# Activity
Please print the full listing below exactly, but not the pictures in it.

# Data for the task

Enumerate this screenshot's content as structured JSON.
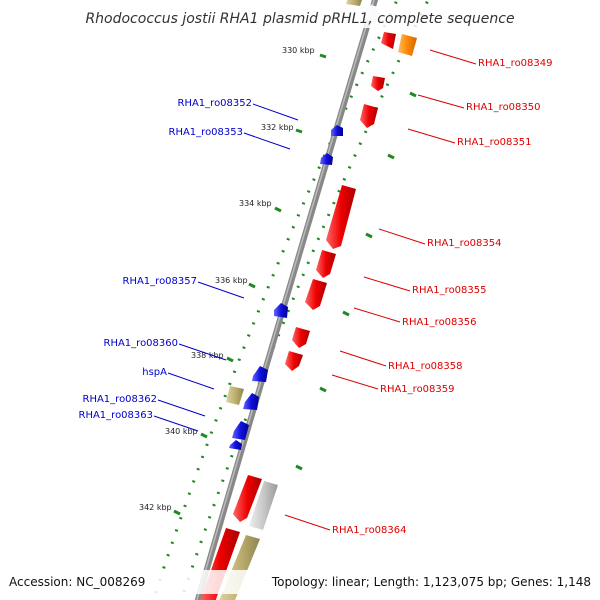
{
  "title": "Rhodococcus jostii RHA1 plasmid pRHL1, complete sequence",
  "footer": {
    "accession": "Accession: NC_008269",
    "summary": "Topology: linear; Length: 1,123,075 bp; Genes: 1,148"
  },
  "colors": {
    "forward_gene": "#ee0000",
    "reverse_gene": "#0000cc",
    "orange_gene": "#ff8800",
    "tan_gene": "#bfb070",
    "grey_gene": "#c0c0c0",
    "ticks": "#228822",
    "backbone": "#888888"
  },
  "ticks": [
    {
      "label": "330 kbp"
    },
    {
      "label": "332 kbp"
    },
    {
      "label": "334 kbp"
    },
    {
      "label": "336 kbp"
    },
    {
      "label": "338 kbp"
    },
    {
      "label": "340 kbp"
    },
    {
      "label": "342 kbp"
    }
  ],
  "genes_left": [
    {
      "label": "RHA1_ro08352"
    },
    {
      "label": "RHA1_ro08353"
    },
    {
      "label": "RHA1_ro08357"
    },
    {
      "label": "RHA1_ro08360"
    },
    {
      "label": "hspA"
    },
    {
      "label": "RHA1_ro08362"
    },
    {
      "label": "RHA1_ro08363"
    }
  ],
  "genes_right": [
    {
      "label": "RHA1_ro08349"
    },
    {
      "label": "RHA1_ro08350"
    },
    {
      "label": "RHA1_ro08351"
    },
    {
      "label": "RHA1_ro08354"
    },
    {
      "label": "RHA1_ro08355"
    },
    {
      "label": "RHA1_ro08356"
    },
    {
      "label": "RHA1_ro08358"
    },
    {
      "label": "RHA1_ro08359"
    },
    {
      "label": "RHA1_ro08364"
    }
  ]
}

# Expected answer
Enumerate this screenshot's content as structured JSON.
{
  "title": "Rhodococcus jostii RHA1 plasmid pRHL1, complete sequence",
  "footer": {
    "accession": "Accession: NC_008269",
    "summary": "Topology: linear; Length: 1,123,075 bp; Genes: 1,148"
  },
  "colors": {
    "forward_gene": "#ee0000",
    "reverse_gene": "#0000cc",
    "orange_gene": "#ff8800",
    "tan_gene": "#bfb070",
    "grey_gene": "#c0c0c0",
    "ticks": "#228822",
    "backbone": "#888888"
  },
  "ticks": [
    {
      "label": "330 kbp"
    },
    {
      "label": "332 kbp"
    },
    {
      "label": "334 kbp"
    },
    {
      "label": "336 kbp"
    },
    {
      "label": "338 kbp"
    },
    {
      "label": "340 kbp"
    },
    {
      "label": "342 kbp"
    }
  ],
  "genes_left": [
    {
      "label": "RHA1_ro08352"
    },
    {
      "label": "RHA1_ro08353"
    },
    {
      "label": "RHA1_ro08357"
    },
    {
      "label": "RHA1_ro08360"
    },
    {
      "label": "hspA"
    },
    {
      "label": "RHA1_ro08362"
    },
    {
      "label": "RHA1_ro08363"
    }
  ],
  "genes_right": [
    {
      "label": "RHA1_ro08349"
    },
    {
      "label": "RHA1_ro08350"
    },
    {
      "label": "RHA1_ro08351"
    },
    {
      "label": "RHA1_ro08354"
    },
    {
      "label": "RHA1_ro08355"
    },
    {
      "label": "RHA1_ro08356"
    },
    {
      "label": "RHA1_ro08358"
    },
    {
      "label": "RHA1_ro08359"
    },
    {
      "label": "RHA1_ro08364"
    }
  ]
}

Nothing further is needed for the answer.